* **Task directions**:
Using the article on queries that slow down as data grows, say whether each statement agrees with it, answering yes or no and quoting the deciding words: 1. The unbounded aggregation runs in 10ms at 100k rows. 2. Without the CONCURRENTLY flag, PostgreSQL still allows reads while a materialized view refreshes. 3. The article calls the time-bomb query patterns buggy.
start Supplied text
The Query That Works Fine Until It Doesn't

by Eric Hanson, Backend Developer at Clean Systems Consulting

The query that graduates from slow to incident

You've seen this timeline: a query ships, works fine, gets forgotten. Then at some threshold — 1 million rows, a traffic spike, a data import that triples the table size — it becomes the bottleneck behind a P0 incident. You look at the query and nothing about it obviously screams "slow." It looks like any other query. The problem is structural.

Certain query patterns are inherently time-bombs. They're not wrong. They're not buggy. They just depend on data volume staying small, and that assumption is never documented. Here's how to recognize and defuse them before they detonate.

Pattern 1: The unbounded aggregation

SELECT user_id, SUM(amount) AS lifetime_value
FROM transactions
GROUP BY user_id;

This aggregates every row in transactions every time it runs. At 100k rows, 10ms. At 100M rows, called from a dashboard that auto-refreshes every 30 seconds — production is down.

The fix is pre-computation. Maintain a user_lifetime_value table updated incrementally via triggers or an event-driven pipeline. The query becomes:

SELECT user_id, lifetime_value FROM user_lifetime_value WHERE user_id = :id;

Alternatively, use materialized views (PostgreSQL, Oracle) with a refresh schedule that matches your tolerance for staleness:

CREATE MATERIALIZED VIEW user_ltv AS
SELECT user_id, SUM(amount) AS lifetime_value
FROM transactions
GROUP BY user_id;

-- Refresh on a schedule, not per request
REFRESH MATERIALIZED VIEW CONCURRENTLY user_ltv;

The CONCURRENTLY flag in PostgreSQL allows reads during refresh — without it, the view is locked during the refresh operation.
end Supplied text
start Provided data
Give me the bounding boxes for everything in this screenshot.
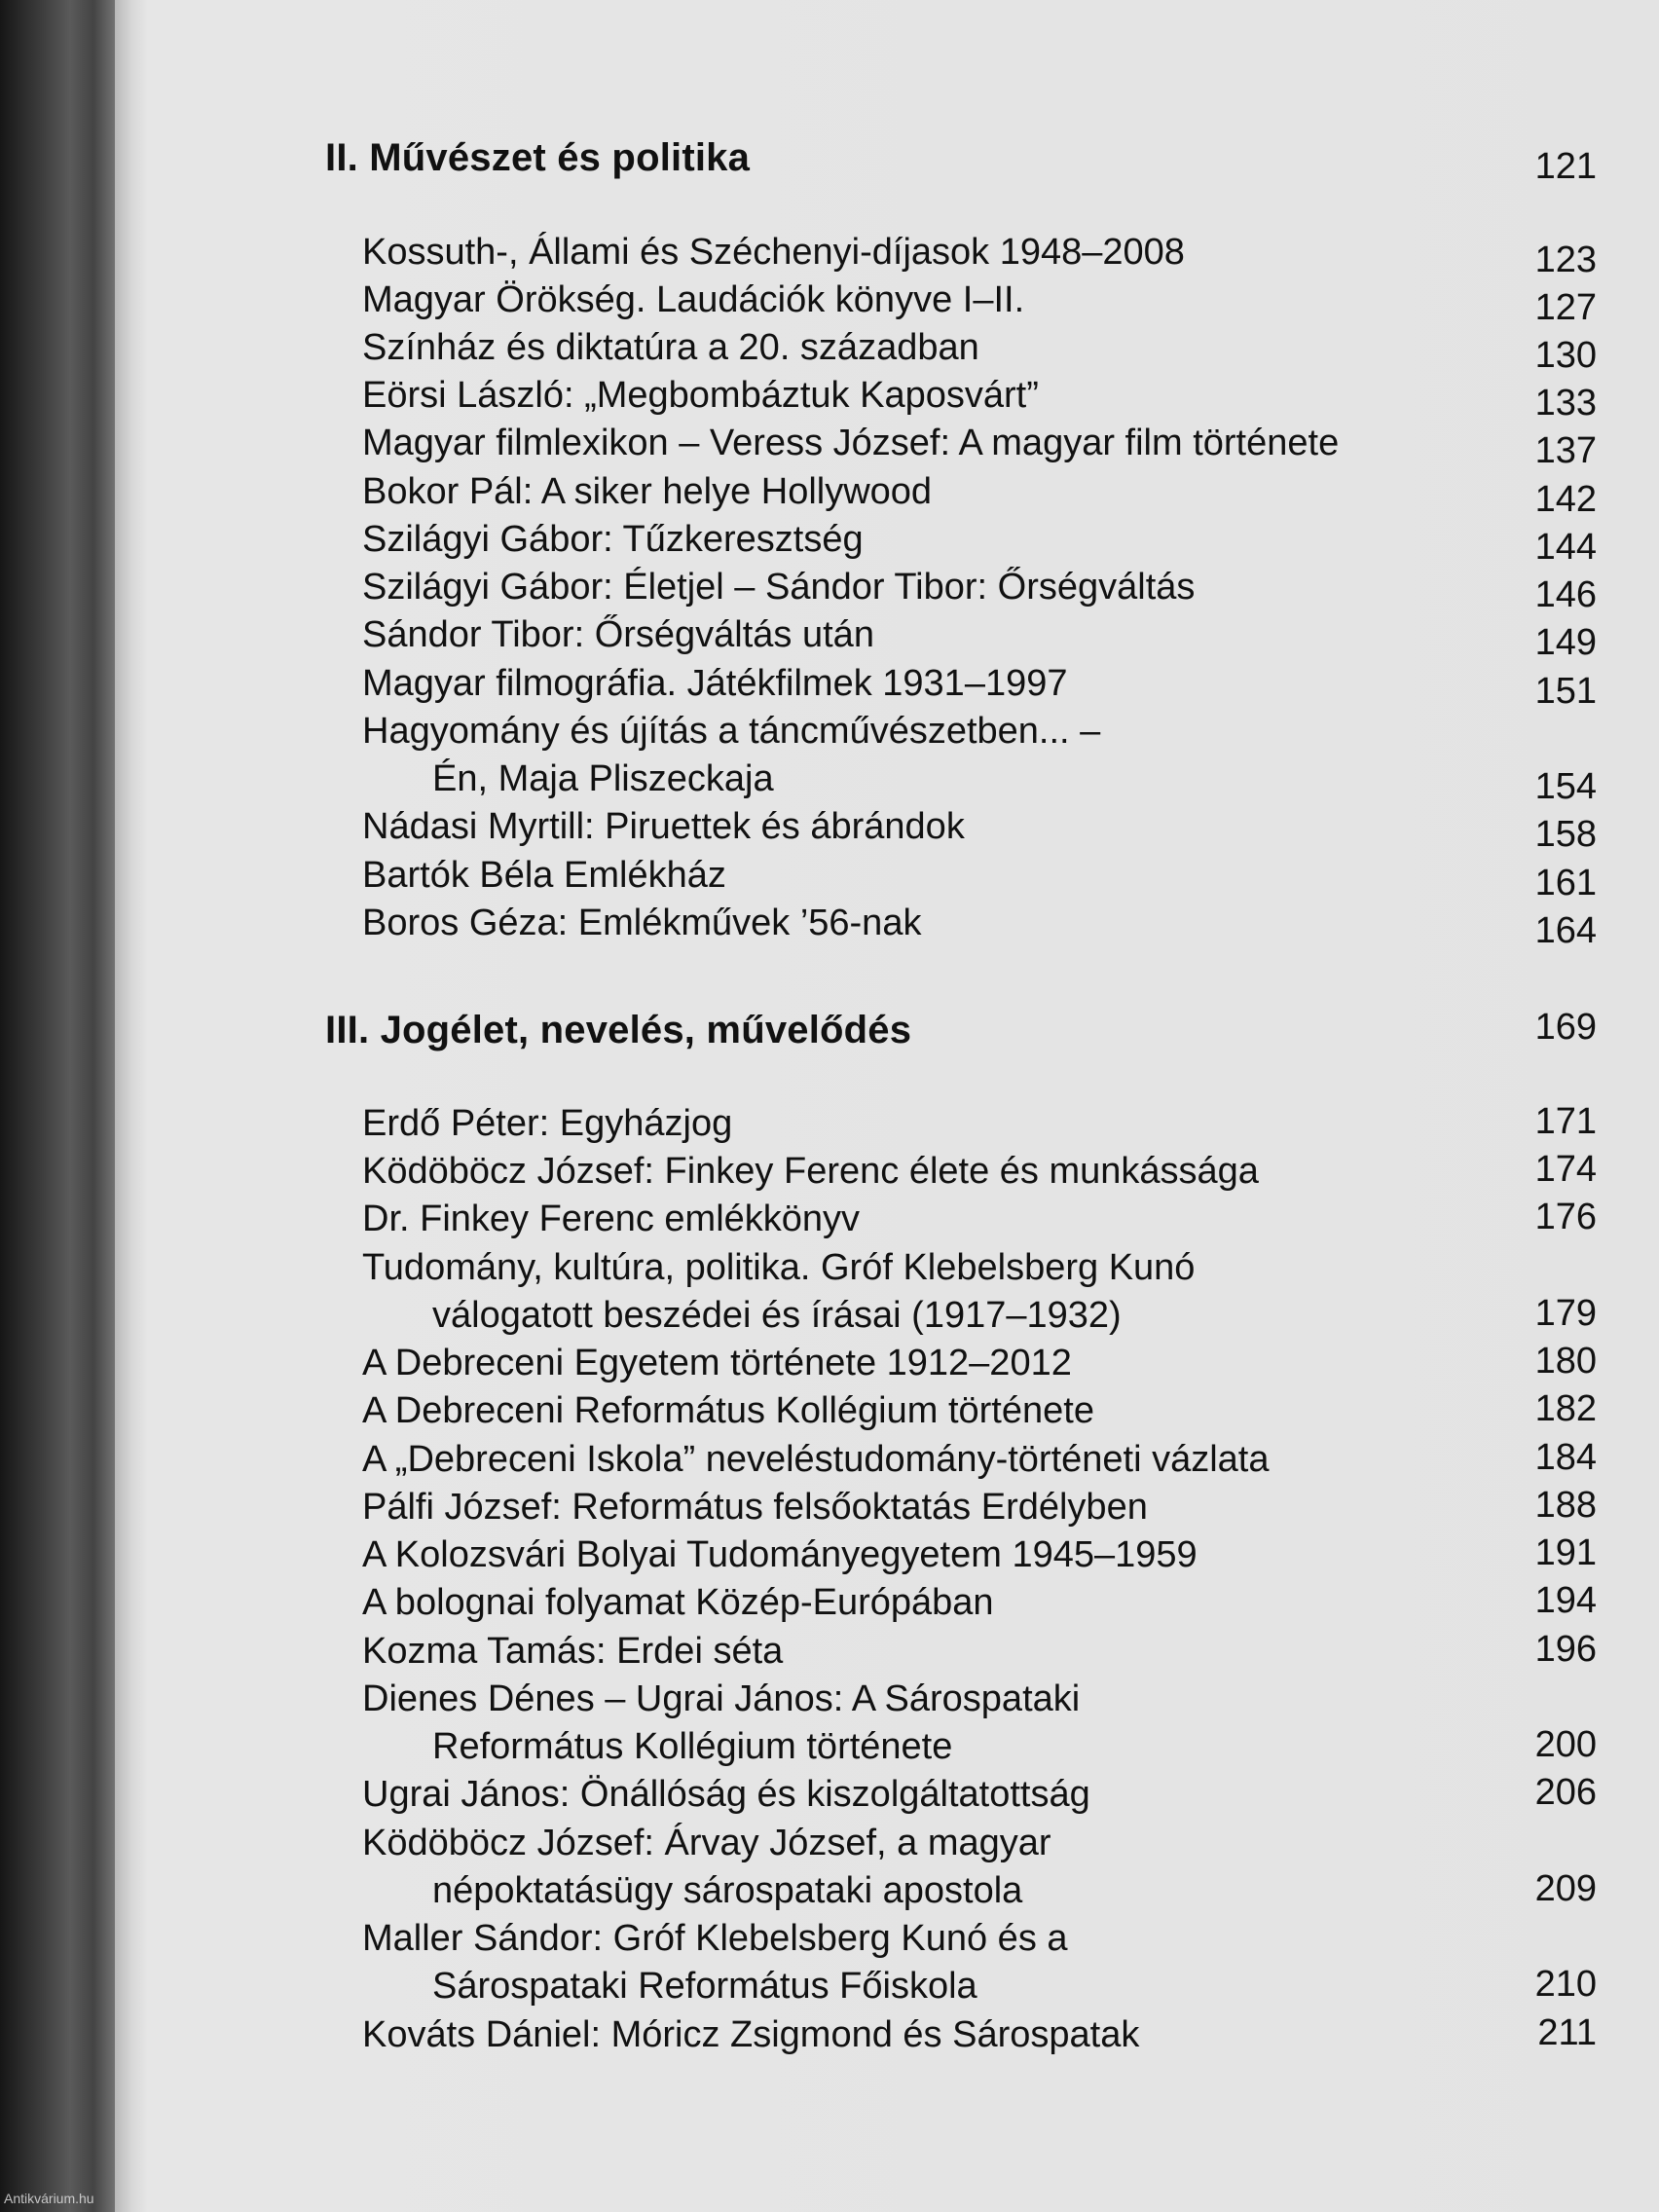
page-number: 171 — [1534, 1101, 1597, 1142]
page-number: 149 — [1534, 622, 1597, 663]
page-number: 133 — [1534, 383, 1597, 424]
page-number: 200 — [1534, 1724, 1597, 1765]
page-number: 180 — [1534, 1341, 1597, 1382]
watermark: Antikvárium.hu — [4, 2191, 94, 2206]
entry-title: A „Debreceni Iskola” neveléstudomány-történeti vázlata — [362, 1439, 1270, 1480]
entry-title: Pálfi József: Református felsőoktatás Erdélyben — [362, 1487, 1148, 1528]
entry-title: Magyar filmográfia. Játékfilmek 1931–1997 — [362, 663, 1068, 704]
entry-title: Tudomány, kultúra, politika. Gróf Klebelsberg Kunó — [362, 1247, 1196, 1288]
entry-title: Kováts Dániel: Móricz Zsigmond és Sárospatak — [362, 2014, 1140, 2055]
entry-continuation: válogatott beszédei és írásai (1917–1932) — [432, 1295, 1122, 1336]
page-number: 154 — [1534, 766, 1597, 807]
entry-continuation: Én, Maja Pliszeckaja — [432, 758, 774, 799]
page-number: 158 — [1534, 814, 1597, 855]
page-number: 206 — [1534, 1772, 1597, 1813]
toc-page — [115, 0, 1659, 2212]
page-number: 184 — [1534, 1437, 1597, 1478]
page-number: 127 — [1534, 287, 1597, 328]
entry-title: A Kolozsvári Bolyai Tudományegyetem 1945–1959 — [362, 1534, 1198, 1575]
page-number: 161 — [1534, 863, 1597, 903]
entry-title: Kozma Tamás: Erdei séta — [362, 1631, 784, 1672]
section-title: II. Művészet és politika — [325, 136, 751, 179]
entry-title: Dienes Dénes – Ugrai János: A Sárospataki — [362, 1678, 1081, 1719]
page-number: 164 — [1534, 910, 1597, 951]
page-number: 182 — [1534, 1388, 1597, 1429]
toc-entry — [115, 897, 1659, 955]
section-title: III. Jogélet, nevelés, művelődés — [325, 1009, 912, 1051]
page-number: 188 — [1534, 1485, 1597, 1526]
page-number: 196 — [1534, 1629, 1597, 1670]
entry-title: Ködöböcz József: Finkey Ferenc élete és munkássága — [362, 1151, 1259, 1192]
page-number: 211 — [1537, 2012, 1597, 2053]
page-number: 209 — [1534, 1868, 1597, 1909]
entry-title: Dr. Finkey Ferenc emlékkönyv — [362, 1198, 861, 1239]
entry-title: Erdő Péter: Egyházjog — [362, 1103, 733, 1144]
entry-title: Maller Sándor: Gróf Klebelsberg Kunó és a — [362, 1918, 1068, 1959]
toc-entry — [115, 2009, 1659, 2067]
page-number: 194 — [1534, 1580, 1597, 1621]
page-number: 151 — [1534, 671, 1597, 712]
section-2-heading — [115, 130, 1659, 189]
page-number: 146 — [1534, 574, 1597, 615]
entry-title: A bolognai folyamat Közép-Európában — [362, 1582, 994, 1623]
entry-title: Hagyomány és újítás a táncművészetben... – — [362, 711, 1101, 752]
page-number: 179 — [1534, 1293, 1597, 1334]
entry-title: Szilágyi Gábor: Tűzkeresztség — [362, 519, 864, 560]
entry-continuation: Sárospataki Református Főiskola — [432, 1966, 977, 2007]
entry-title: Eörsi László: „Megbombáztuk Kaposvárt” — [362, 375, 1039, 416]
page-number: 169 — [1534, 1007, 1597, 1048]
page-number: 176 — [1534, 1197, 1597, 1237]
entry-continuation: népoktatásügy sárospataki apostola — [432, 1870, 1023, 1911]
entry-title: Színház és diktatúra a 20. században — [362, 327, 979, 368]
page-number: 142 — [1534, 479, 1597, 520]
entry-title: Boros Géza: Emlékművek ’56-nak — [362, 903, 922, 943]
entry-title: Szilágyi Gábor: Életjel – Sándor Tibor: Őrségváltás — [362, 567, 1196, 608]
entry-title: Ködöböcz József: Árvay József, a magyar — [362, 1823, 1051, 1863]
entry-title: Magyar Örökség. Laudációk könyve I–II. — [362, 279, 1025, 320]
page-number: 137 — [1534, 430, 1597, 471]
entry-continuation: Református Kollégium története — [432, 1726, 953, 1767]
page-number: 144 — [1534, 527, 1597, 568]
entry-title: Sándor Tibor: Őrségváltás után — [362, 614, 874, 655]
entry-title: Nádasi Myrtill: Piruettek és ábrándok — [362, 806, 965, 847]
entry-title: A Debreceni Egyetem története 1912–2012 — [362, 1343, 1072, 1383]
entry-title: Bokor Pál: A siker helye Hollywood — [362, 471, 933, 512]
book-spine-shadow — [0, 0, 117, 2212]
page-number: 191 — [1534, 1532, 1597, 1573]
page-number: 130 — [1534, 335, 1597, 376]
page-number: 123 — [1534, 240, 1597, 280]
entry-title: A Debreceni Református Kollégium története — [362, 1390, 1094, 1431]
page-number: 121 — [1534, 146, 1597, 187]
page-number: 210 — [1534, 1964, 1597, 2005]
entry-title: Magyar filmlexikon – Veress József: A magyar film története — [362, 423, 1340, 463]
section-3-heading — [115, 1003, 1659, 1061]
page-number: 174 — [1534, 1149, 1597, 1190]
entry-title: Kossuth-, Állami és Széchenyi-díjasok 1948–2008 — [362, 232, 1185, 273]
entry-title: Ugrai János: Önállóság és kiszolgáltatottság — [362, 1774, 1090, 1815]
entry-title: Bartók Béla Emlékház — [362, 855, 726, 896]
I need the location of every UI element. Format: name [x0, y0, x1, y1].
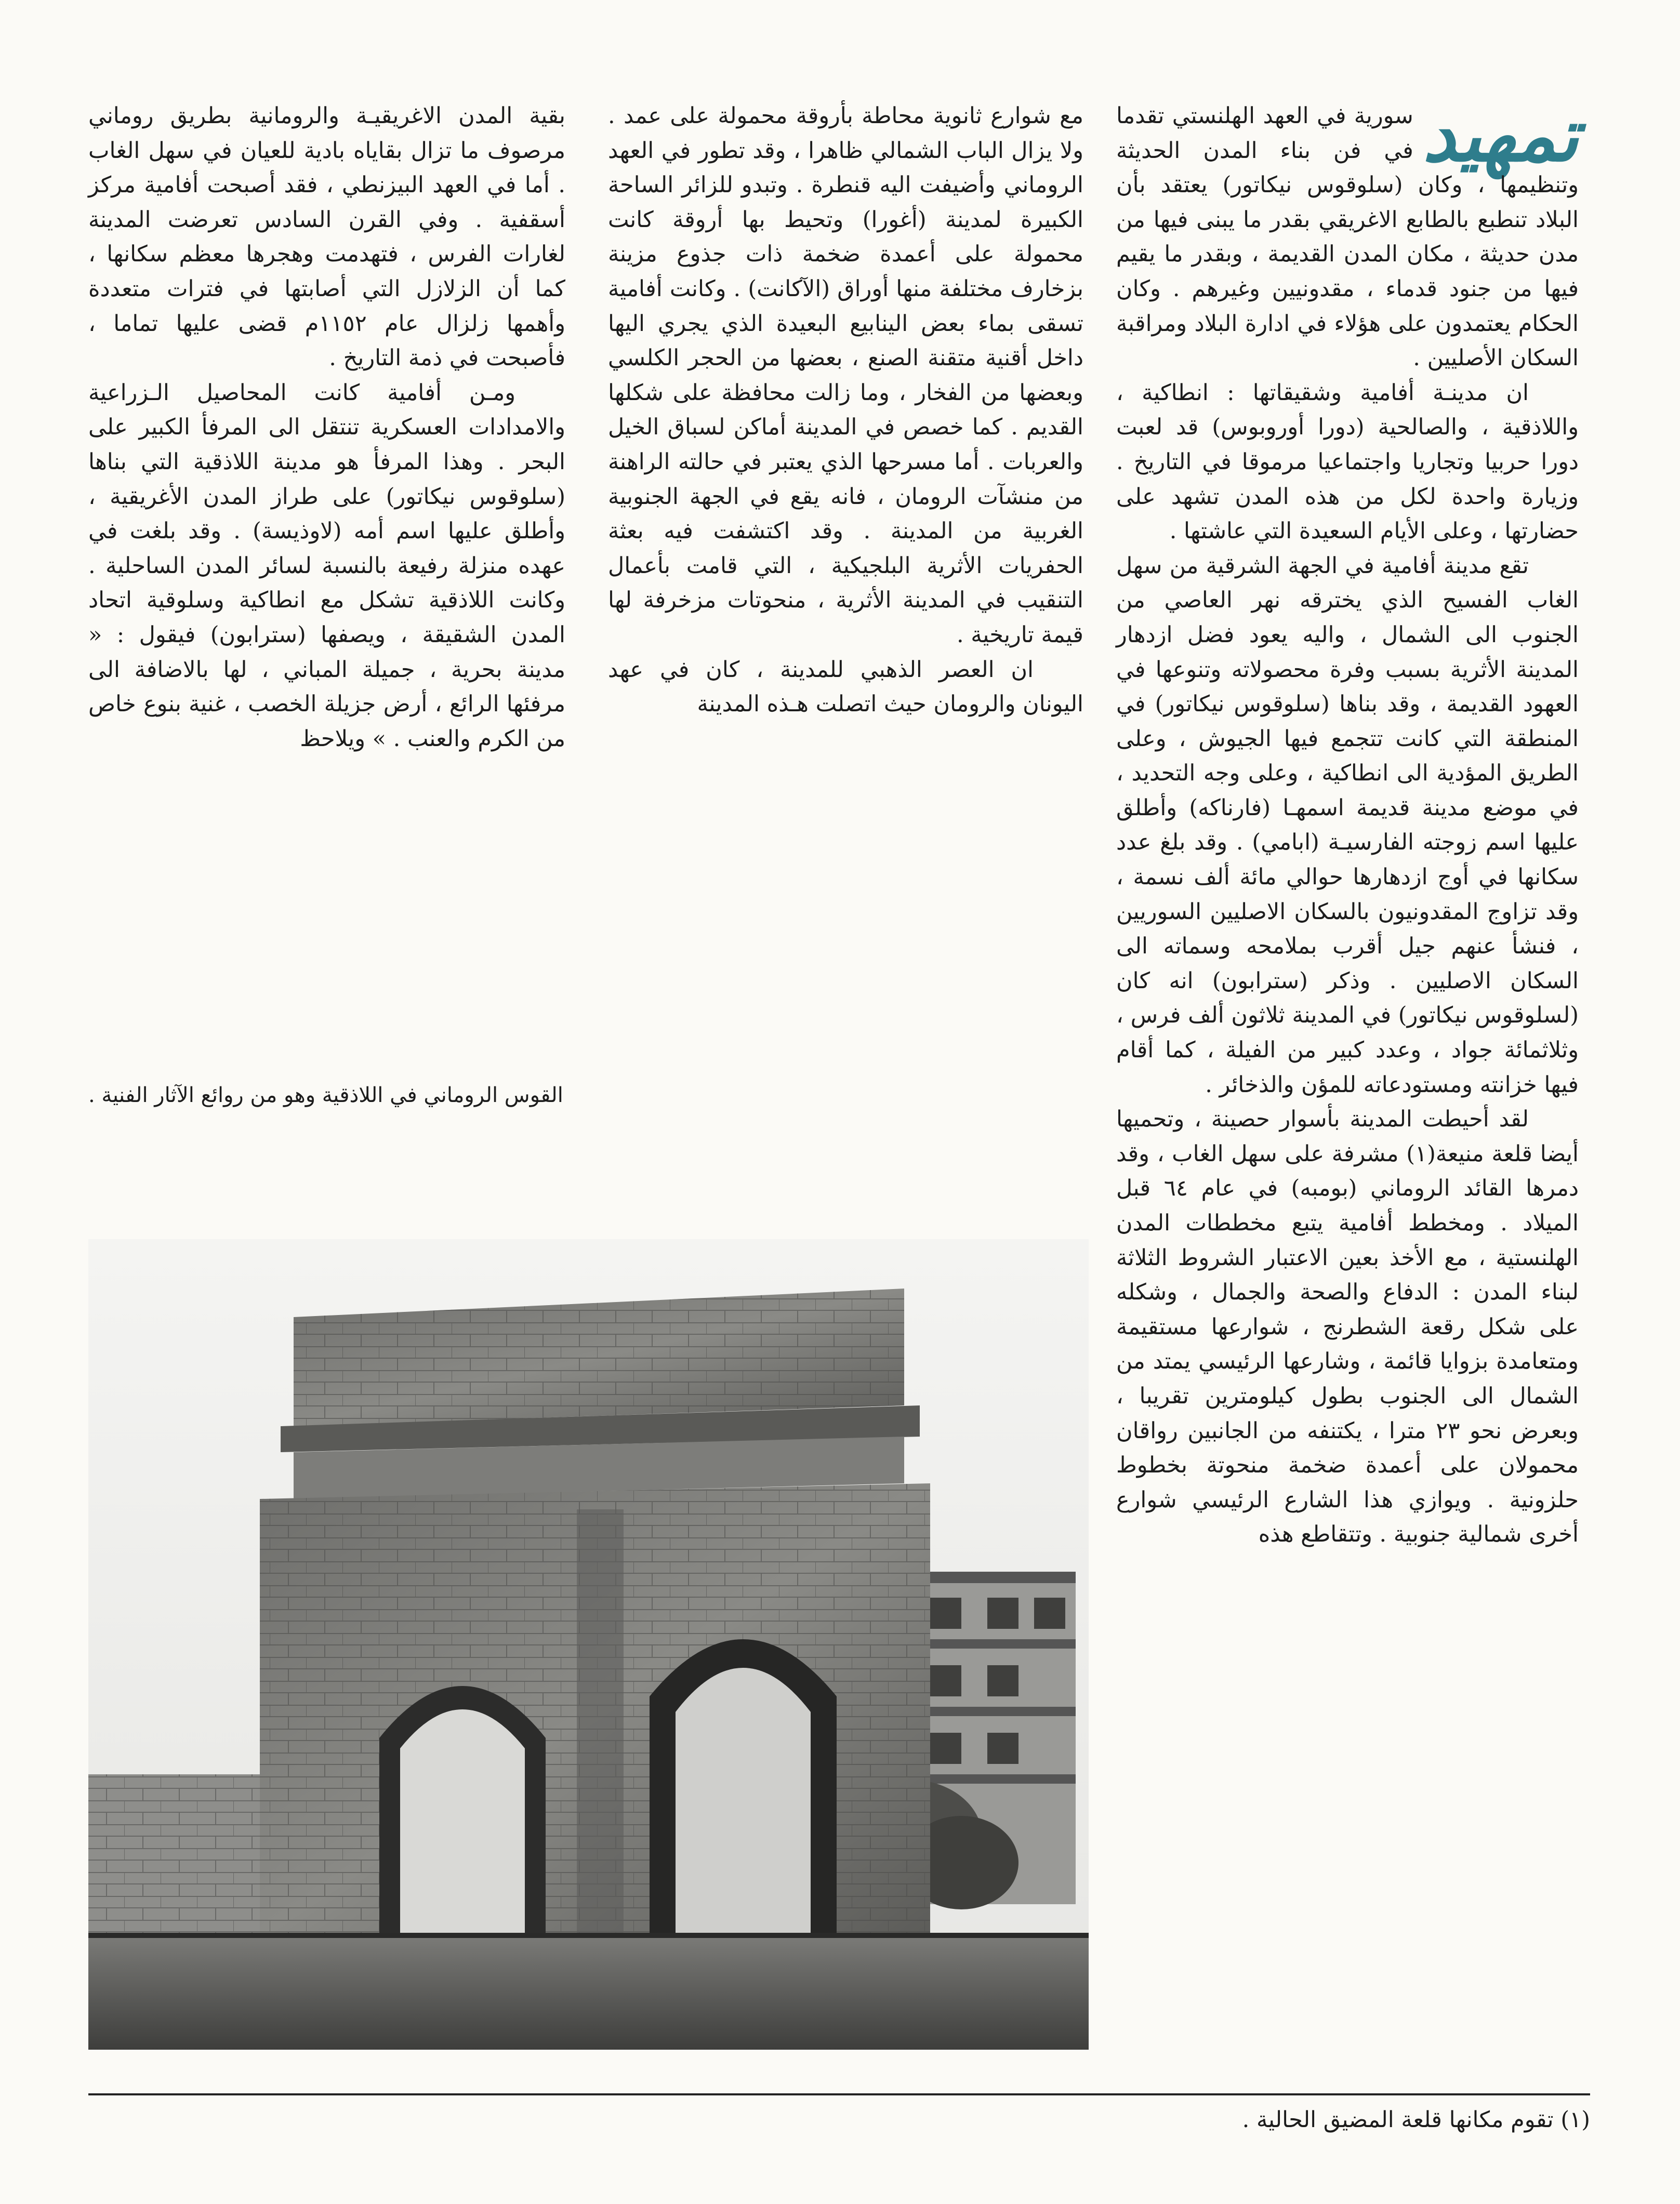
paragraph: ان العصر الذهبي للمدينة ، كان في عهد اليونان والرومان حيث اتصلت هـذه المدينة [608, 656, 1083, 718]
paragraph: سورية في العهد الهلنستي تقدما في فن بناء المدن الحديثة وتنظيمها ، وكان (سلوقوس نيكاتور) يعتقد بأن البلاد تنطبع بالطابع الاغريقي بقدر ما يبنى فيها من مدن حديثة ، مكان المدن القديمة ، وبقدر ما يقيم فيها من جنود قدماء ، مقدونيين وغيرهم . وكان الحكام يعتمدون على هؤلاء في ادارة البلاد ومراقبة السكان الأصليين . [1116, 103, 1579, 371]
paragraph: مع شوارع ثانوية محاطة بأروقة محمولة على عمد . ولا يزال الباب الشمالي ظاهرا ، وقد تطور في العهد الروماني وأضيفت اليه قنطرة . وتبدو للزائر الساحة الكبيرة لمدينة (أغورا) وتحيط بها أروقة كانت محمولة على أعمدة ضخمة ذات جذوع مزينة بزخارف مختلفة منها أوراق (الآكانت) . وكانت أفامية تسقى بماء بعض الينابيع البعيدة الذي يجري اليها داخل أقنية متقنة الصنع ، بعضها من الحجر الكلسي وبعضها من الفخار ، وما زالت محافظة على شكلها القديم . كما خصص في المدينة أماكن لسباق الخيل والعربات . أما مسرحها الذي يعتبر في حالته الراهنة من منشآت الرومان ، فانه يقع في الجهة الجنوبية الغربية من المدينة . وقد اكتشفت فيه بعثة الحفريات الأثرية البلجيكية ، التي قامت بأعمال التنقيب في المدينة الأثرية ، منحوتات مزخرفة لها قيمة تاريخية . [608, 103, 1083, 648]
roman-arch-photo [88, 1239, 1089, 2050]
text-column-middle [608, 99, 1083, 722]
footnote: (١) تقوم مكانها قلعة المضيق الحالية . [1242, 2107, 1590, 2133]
end Provided data
* **Solution**:
1. Yes: "At 100k rows, 10ms."
2. No: "without it, the view is locked during the refresh operation."
3. No: "They're not wrong. They're not buggy."